◆ **Passage given**:
* Begin *

Function to read a SPSS sav file into a data.frame().

read.sav(
  file,
  convert.factors = TRUE,
  generate.factors = TRUE,
  encoding = TRUE,
  fromEncoding = NULL,
  use.missings = TRUE,
  debug = FALSE,
  override = FALSE,
  convert.dates = TRUE,
  add.rownames = FALSE,
  pass
)

Arguments

file

string a sav-file to import. can be a file on a computer or an url. in this case the file will be downloaded and read before it is used.

convert.factors

logical if true numeric or character variables will be converted into a factor in R.

generate.factors

logical function to convert variables with partial labels into factors. e.g. 1 - low and 5 - high are provided, labels 2, 3 and 4 will be created. especially useful in combination with use.missings=TRUE.

encoding

logical shall values be converted? If true, read.sav will try the charcode stored inside the sav-file. If this value is 2 or not available, fromEncoding can be used to change encoding.

fromEncoding

character. encoding of the imported file. This information is stored inside the sav-file, but is currently unused. Still this option can be used to define the initial encoding by hand.

use.missings

logical should missing values be converted. Defaults to TRUE.

debug

logical provides additional debug information. Most likely not useful to any user.

override

logical. The filename provided in file is checked for the ending sav. If the file ending is different, nothing is read. This option can be used to override this behavior.

convert.dates

logical. Should dates be converted on the fly?

add.rownames

logical. If TRUE, the first column will be used as rownames. Variable will be dropped afterwards.

pass

character. If encrypted sav should be imported, this is a maximum of ten character encryption key.

Value

readspss returns a data.frame with additional attributes

  • row.names rownames

  • names colnames

  • datalabel datalabel

  • datestamp datestamp

  • timestamp timestamp

  • filelabel filelabel

  • class data.frame

  • vtype SPSS type 0 is usually a numeric/integer

  • disppar matrix of display parameters if available

  • missings a list containing information about the missing variables. if use.missings=TRUE this Information will be used to generate missings.

  • haslabel list of variables that contain labels

  • longstring character vector of long strings if any in file

  • longmissing character vector of missings in longstrings if any

  • longlabel character vector of long labels

  • cflag 0 if uncompressed, 1 if compressed

  • endian 2 or 3 if little endian else 0

  • compression compression similar to cflag, somehow stored twice in the sav file

  • doc list containing documentation information if any

  • charcode encoding string most likely 2 is CP1252

  • encoding sometimes sav-file contain encoding as a extra string

  • ownEnc encoding of the R-session

  • doenc was the file supposed to be encoded?

* End *

◆ **Material provided**:
* Begin *

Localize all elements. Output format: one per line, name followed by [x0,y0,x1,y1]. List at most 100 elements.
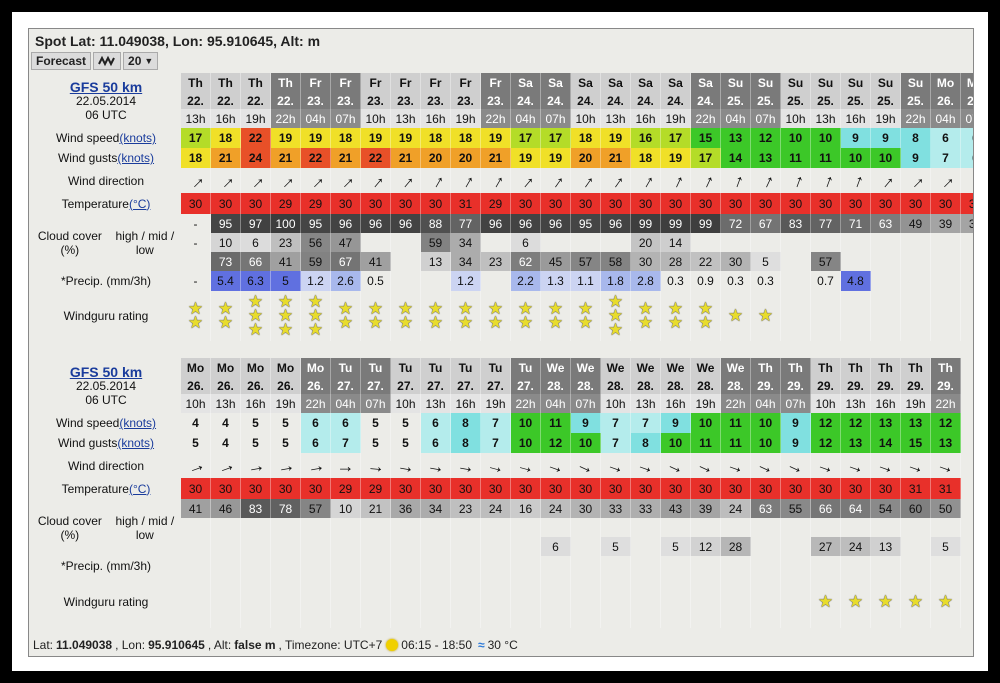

* End *

◆ **Work to do**:
- A) From the read.sav documentation, set down the passage starting with "logical provides additional" and going on through "on the fly?".
- B) According to the read.sav documentation, what is the maximum length of the encryption key that the pass argument accepts?

◆ **Task solutions**:
- A)
logical provides additional debug information. Most likely not useful to any user.

override

logical. The filename provided in file is checked for the ending sav. If the file ending is different, nothing is read. This option can be used to override this behavior.

convert.dates

logical. Should dates be converted on the fly?

- B) Ten characters.